<<<<

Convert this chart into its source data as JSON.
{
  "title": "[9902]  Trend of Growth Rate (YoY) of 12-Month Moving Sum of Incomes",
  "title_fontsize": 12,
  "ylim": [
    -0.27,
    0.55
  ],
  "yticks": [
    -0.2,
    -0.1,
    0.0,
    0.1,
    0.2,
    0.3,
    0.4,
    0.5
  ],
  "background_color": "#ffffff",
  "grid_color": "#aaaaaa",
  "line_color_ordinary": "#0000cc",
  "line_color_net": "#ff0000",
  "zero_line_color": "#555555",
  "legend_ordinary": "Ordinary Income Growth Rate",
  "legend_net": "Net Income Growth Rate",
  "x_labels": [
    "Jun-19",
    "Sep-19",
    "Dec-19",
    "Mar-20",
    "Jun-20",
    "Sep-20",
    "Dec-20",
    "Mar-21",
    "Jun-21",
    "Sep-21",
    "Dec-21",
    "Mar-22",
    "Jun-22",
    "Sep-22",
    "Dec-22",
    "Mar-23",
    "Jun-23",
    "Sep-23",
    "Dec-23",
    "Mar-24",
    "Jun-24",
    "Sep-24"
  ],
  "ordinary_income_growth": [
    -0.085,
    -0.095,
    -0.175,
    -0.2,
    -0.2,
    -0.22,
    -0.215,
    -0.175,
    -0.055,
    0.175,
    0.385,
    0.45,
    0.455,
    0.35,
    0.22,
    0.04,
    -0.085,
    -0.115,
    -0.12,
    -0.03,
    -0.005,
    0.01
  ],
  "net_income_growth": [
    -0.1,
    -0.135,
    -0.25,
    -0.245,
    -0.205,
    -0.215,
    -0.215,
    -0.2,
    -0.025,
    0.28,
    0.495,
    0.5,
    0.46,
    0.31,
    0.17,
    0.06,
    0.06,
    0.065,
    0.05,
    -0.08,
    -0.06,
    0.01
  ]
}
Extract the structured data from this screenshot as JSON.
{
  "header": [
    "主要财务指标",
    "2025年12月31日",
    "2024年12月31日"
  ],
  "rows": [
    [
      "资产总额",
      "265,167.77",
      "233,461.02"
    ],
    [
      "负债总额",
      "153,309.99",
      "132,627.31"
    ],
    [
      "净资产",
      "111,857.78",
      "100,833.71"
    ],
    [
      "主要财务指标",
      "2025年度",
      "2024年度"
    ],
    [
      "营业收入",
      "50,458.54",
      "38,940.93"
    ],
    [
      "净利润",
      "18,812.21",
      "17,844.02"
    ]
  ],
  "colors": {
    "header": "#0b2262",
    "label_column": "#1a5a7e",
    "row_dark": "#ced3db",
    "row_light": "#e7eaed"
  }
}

>>>>

Required work -
From the records above, extract every entry exactly as given.

Output for this task -
Convert this chart into its source data as JSON.
{
  "title": "[9902]  Trend of Growth Rate (YoY) of 12-Month Moving Sum of Incomes",
  "title_fontsize": 12,
  "ylim": [
    -0.27,
    0.55
  ],
  "yticks": [
    -0.2,
    -0.1,
    0.0,
    0.1,
    0.2,
    0.3,
    0.4,
    0.5
  ],
  "background_color": "#ffffff",
  "grid_color": "#aaaaaa",
  "line_color_ordinary": "#0000cc",
  "line_color_net": "#ff0000",
  "zero_line_color": "#555555",
  "legend_ordinary": "Ordinary Income Growth Rate",
  "legend_net": "Net Income Growth Rate",
  "x_labels": [
    "Jun-19",
    "Sep-19",
    "Dec-19",
    "Mar-20",
    "Jun-20",
    "Sep-20",
    "Dec-20",
    "Mar-21",
    "Jun-21",
    "Sep-21",
    "Dec-21",
    "Mar-22",
    "Jun-22",
    "Sep-22",
    "Dec-22",
    "Mar-23",
    "Jun-23",
    "Sep-23",
    "Dec-23",
    "Mar-24",
    "Jun-24",
    "Sep-24"
  ],
  "ordinary_income_growth": [
    -0.085,
    -0.095,
    -0.175,
    -0.2,
    -0.2,
    -0.22,
    -0.215,
    -0.175,
    -0.055,
    0.175,
    0.385,
    0.45,
    0.455,
    0.35,
    0.22,
    0.04,
    -0.085,
    -0.115,
    -0.12,
    -0.03,
    -0.005,
    0.01
  ],
  "net_income_growth": [
    -0.1,
    -0.135,
    -0.25,
    -0.245,
    -0.205,
    -0.215,
    -0.215,
    -0.2,
    -0.025,
    0.28,
    0.495,
    0.5,
    0.46,
    0.31,
    0.17,
    0.06,
    0.06,
    0.065,
    0.05,
    -0.08,
    -0.06,
    0.01
  ]
}
Extract the structured data from this screenshot as JSON.
{
  "header": [
    "主要财务指标",
    "2025年12月31日",
    "2024年12月31日"
  ],
  "rows": [
    [
      "资产总额",
      "265,167.77",
      "233,461.02"
    ],
    [
      "负债总额",
      "153,309.99",
      "132,627.31"
    ],
    [
      "净资产",
      "111,857.78",
      "100,833.71"
    ],
    [
      "主要财务指标",
      "2025年度",
      "2024年度"
    ],
    [
      "营业收入",
      "50,458.54",
      "38,940.93"
    ],
    [
      "净利润",
      "18,812.21",
      "17,844.02"
    ]
  ],
  "colors": {
    "header": "#0b2262",
    "label_column": "#1a5a7e",
    "row_dark": "#ced3db",
    "row_light": "#e7eaed"
  }
}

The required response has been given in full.